→ **Layout annotation records**:
****************

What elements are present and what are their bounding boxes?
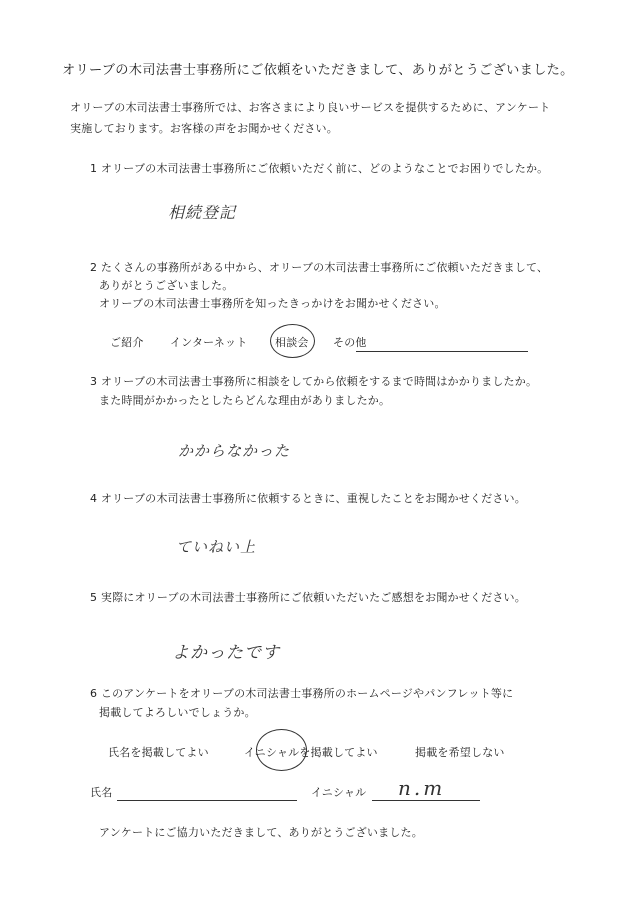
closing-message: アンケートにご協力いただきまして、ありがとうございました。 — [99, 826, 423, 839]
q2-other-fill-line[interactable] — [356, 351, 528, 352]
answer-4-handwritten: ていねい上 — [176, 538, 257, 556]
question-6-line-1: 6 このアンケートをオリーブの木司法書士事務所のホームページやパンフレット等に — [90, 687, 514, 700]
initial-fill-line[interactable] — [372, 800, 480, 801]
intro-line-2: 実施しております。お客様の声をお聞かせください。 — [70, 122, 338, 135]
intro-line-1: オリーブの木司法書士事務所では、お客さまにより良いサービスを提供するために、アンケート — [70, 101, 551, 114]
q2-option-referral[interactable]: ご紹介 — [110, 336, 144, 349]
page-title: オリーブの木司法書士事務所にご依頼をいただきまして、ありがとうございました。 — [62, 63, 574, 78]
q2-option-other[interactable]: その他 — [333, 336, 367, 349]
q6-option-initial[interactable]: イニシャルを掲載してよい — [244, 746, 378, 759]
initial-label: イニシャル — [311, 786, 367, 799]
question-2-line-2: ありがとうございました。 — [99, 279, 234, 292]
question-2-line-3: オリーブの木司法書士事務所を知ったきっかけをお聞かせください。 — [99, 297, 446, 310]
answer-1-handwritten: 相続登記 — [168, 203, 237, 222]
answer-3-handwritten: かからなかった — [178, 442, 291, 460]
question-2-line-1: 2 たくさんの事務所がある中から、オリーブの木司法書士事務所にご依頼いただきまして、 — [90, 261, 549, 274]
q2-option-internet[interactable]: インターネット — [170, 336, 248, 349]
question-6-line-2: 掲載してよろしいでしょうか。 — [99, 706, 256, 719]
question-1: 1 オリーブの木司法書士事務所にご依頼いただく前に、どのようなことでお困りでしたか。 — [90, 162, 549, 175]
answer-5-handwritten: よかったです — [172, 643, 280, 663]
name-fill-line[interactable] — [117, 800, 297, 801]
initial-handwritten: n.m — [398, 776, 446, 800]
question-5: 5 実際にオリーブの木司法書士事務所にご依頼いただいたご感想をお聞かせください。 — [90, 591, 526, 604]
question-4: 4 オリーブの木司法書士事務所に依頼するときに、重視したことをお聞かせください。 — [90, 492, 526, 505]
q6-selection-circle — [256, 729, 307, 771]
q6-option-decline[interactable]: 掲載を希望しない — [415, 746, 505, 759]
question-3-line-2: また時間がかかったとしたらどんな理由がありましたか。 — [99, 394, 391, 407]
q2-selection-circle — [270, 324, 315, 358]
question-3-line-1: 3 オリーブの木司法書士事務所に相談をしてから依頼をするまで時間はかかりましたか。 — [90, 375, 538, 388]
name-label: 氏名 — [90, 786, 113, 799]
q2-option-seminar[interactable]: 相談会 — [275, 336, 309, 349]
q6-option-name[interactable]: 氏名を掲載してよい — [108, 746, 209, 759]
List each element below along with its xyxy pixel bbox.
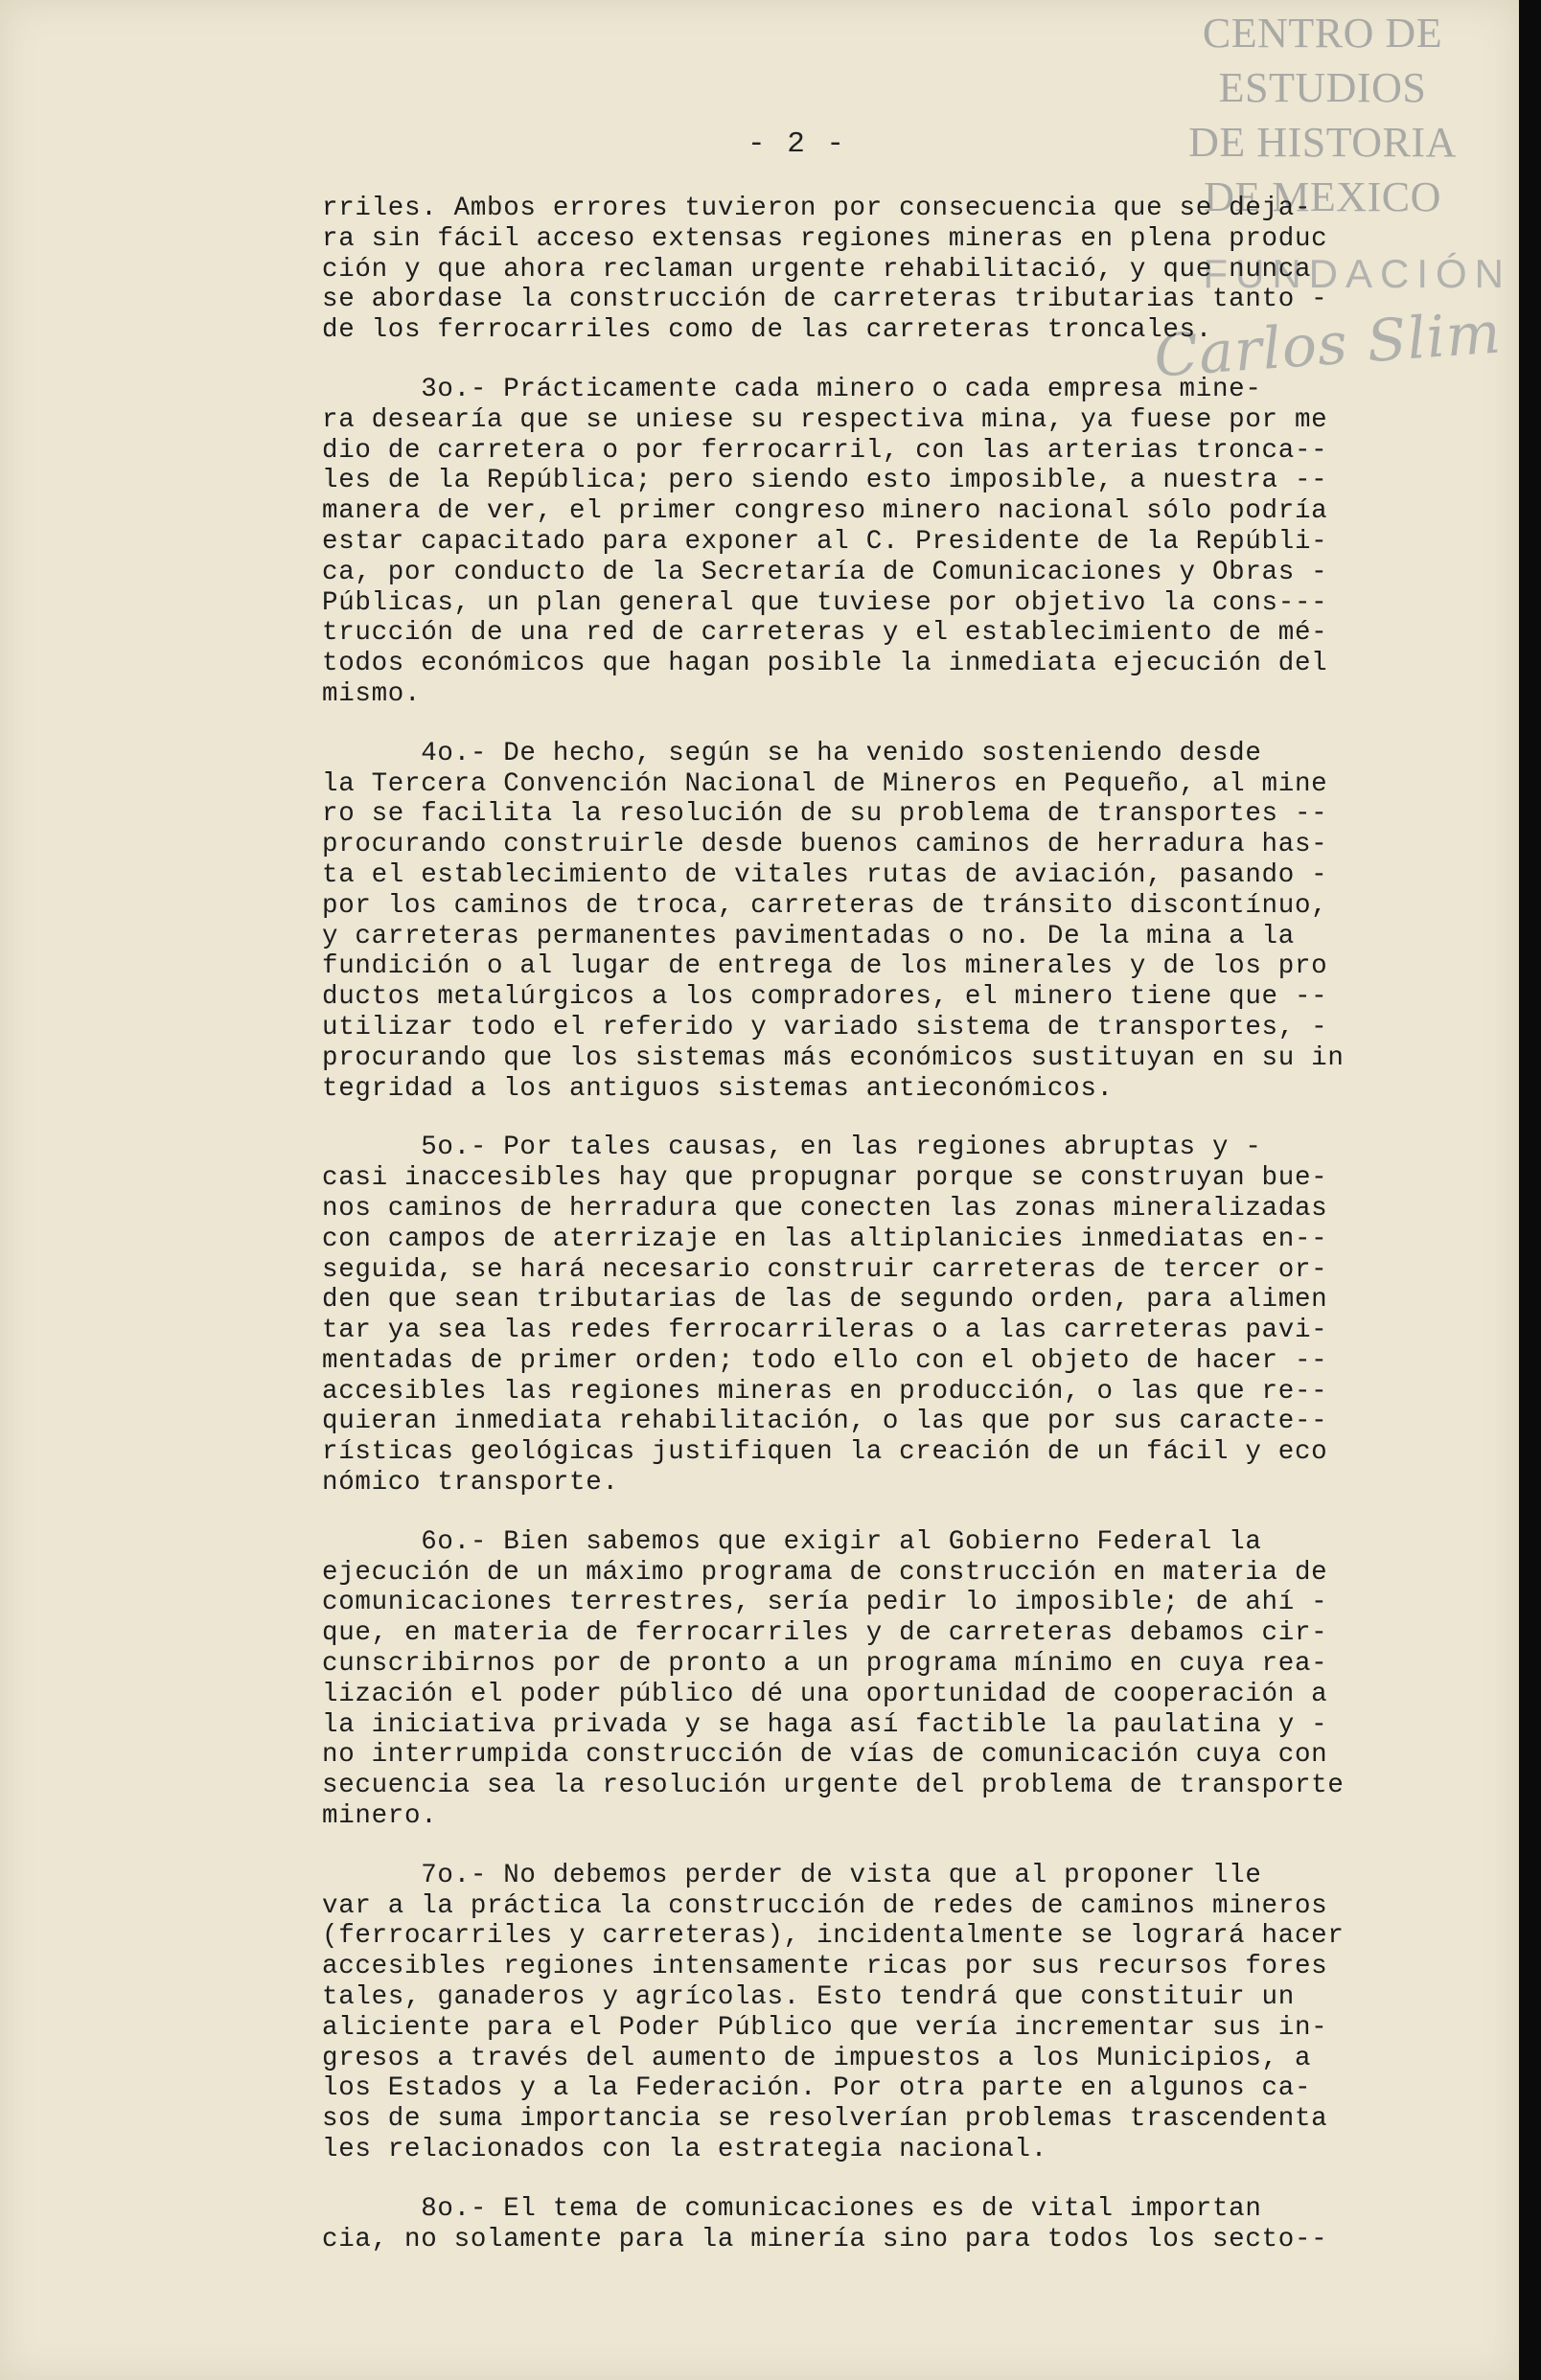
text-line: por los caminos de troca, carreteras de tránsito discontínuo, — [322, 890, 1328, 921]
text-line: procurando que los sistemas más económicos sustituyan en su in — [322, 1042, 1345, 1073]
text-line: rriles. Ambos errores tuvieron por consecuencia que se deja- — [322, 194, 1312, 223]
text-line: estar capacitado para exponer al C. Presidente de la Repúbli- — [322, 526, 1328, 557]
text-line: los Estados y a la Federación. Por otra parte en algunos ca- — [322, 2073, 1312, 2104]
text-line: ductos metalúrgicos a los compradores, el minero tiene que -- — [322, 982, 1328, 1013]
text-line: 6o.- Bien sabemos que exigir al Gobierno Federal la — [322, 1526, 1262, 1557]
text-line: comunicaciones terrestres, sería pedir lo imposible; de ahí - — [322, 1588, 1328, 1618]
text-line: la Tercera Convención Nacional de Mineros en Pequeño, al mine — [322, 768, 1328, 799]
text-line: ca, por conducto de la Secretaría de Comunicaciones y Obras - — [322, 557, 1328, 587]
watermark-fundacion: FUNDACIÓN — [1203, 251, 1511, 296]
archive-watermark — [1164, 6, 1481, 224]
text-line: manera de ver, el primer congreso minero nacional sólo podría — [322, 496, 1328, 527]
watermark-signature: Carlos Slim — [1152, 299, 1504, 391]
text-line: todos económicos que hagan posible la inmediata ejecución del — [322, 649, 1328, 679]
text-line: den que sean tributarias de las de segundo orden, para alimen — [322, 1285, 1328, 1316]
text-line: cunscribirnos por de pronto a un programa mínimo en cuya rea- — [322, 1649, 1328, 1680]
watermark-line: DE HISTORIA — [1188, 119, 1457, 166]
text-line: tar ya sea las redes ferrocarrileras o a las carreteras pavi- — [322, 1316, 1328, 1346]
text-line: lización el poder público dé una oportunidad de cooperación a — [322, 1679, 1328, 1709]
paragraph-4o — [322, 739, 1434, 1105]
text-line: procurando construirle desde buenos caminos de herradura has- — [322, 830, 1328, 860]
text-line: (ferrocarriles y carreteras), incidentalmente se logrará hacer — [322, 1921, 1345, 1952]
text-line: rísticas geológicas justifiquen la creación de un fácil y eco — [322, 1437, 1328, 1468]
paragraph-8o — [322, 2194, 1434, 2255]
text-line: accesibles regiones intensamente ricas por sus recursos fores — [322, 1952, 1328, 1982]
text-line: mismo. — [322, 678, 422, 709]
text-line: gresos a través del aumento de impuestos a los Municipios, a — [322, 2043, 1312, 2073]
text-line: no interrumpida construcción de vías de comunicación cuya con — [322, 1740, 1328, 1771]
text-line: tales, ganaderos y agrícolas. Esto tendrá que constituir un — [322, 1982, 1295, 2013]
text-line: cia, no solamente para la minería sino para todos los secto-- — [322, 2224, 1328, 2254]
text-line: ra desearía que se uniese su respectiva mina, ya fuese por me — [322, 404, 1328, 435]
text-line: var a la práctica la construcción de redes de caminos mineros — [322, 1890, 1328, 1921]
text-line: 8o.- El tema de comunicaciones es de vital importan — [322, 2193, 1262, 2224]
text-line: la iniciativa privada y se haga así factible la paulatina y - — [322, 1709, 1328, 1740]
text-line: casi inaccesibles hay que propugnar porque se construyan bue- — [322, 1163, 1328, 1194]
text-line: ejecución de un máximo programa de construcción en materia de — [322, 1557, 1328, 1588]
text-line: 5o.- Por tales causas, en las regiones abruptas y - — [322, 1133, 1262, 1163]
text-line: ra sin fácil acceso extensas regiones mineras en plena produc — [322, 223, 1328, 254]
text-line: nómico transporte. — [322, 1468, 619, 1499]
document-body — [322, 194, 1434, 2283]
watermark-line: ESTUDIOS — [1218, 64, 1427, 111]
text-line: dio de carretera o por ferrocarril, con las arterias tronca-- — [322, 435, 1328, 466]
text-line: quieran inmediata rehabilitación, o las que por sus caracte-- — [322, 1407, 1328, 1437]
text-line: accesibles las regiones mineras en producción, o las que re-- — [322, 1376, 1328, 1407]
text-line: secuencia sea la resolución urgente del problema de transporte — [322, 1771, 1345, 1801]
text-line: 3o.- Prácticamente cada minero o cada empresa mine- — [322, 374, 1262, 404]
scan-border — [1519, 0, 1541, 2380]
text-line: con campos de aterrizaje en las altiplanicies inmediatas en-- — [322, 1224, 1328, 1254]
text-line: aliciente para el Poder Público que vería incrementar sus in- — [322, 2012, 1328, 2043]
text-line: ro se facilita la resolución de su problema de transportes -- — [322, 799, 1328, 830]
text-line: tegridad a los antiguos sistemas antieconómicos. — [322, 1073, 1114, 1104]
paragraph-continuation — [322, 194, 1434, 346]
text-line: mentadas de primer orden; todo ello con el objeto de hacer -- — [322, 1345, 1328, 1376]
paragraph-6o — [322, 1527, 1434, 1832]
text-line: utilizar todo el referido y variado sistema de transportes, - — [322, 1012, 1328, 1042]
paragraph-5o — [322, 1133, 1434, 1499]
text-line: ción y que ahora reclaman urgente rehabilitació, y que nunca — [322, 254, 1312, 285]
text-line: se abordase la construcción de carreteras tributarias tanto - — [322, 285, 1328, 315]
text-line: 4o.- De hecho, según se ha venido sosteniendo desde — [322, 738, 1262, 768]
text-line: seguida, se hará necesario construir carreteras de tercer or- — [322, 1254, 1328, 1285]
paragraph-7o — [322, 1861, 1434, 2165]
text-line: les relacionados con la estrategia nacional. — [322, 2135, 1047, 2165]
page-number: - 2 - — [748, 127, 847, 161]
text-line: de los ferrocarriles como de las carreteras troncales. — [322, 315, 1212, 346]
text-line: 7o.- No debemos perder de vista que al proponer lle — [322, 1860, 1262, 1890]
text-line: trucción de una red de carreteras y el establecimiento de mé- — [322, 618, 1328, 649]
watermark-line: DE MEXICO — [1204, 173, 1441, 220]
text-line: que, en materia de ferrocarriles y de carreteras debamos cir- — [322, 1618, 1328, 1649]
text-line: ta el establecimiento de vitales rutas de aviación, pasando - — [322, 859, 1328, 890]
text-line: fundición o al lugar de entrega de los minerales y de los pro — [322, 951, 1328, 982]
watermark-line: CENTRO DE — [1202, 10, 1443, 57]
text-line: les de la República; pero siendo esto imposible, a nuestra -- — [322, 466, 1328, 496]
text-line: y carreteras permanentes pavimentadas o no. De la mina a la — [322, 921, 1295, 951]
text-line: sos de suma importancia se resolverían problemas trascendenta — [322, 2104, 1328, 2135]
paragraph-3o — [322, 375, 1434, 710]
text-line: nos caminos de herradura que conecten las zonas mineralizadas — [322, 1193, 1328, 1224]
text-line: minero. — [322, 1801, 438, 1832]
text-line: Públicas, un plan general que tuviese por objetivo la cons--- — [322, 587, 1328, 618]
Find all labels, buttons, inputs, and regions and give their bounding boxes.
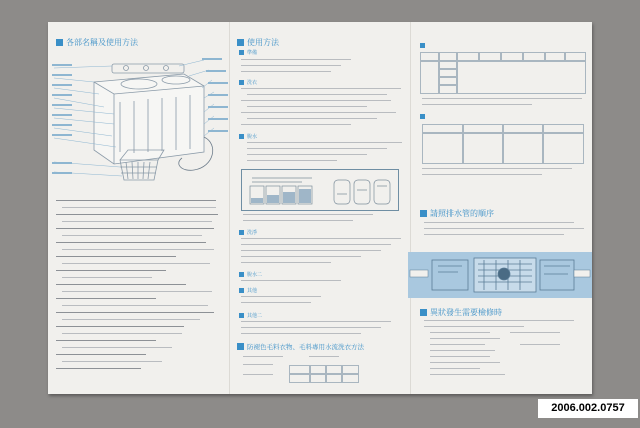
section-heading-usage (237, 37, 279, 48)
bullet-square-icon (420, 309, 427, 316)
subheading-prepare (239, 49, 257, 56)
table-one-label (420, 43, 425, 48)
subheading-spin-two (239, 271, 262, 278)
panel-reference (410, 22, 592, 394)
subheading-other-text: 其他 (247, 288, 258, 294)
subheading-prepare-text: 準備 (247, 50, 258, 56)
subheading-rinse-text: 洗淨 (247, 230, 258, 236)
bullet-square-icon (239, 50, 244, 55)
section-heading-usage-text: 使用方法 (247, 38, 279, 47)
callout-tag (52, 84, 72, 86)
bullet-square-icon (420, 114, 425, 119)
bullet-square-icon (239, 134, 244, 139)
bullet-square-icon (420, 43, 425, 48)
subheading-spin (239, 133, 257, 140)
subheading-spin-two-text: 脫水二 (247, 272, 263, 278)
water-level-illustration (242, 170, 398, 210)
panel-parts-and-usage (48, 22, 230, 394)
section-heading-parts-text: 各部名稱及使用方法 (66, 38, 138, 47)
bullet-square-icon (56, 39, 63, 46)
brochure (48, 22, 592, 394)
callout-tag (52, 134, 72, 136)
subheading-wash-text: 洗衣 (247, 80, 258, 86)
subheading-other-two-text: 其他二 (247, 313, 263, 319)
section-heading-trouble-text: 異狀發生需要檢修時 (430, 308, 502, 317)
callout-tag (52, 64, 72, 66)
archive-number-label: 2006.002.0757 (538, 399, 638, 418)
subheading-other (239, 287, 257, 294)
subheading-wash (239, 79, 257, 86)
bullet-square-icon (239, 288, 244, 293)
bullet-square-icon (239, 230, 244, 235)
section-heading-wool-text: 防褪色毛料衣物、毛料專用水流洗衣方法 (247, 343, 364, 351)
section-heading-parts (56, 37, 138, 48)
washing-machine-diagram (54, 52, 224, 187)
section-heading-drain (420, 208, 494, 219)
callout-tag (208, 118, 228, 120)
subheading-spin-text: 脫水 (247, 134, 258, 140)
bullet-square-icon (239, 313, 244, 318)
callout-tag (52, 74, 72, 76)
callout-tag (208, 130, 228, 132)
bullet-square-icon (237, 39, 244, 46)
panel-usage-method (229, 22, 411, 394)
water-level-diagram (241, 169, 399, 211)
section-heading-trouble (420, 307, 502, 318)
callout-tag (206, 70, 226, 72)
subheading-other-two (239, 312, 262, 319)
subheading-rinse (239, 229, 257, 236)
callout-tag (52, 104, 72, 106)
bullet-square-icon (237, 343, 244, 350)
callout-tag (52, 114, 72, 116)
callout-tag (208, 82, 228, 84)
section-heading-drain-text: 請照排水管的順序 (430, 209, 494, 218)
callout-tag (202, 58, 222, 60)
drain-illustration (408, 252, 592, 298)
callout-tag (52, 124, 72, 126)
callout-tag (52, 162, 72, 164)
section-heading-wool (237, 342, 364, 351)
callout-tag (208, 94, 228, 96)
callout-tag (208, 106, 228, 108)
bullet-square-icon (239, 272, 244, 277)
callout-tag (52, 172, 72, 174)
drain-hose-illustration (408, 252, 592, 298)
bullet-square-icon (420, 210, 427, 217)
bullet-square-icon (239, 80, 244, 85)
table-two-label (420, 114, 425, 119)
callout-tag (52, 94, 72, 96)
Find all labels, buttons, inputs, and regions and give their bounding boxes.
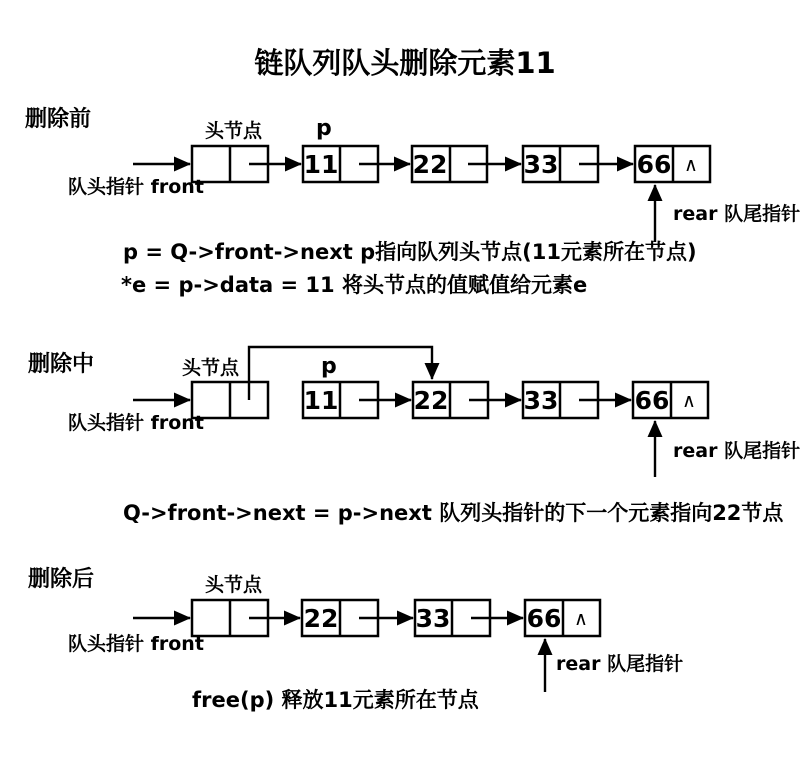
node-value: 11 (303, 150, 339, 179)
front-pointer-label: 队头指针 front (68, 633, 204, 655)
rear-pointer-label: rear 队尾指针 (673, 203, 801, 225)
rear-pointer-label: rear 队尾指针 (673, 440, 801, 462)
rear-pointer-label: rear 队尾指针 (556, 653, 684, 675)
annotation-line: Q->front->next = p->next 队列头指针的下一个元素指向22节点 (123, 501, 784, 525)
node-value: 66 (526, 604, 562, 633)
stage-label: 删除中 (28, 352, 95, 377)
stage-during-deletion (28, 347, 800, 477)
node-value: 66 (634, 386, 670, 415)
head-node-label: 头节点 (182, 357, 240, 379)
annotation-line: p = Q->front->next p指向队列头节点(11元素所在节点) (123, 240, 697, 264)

****************

→ **Set task**: Please copy the lines of the records verbatim, from the line containing "node-value: 11 (303, 150, 339, 179)" through the end of the records, including both of those ends.

→ **Complete output**:
node-value: 11 (303, 150, 339, 179)
front-pointer-label: 队头指针 front (68, 633, 204, 655)
rear-pointer-label: rear 队尾指针 (673, 203, 801, 225)
rear-pointer-label: rear 队尾指针 (673, 440, 801, 462)
rear-pointer-label: rear 队尾指针 (556, 653, 684, 675)
annotation-line: Q->front->next = p->next 队列头指针的下一个元素指向22节点 (123, 501, 784, 525)
node-value: 66 (526, 604, 562, 633)
stage-label: 删除中 (28, 352, 95, 377)
stage-during-deletion (28, 347, 800, 477)
node-value: 66 (634, 386, 670, 415)
head-node-label: 头节点 (182, 357, 240, 379)
annotation-line: p = Q->front->next p指向队列头节点(11元素所在节点) (123, 240, 697, 264)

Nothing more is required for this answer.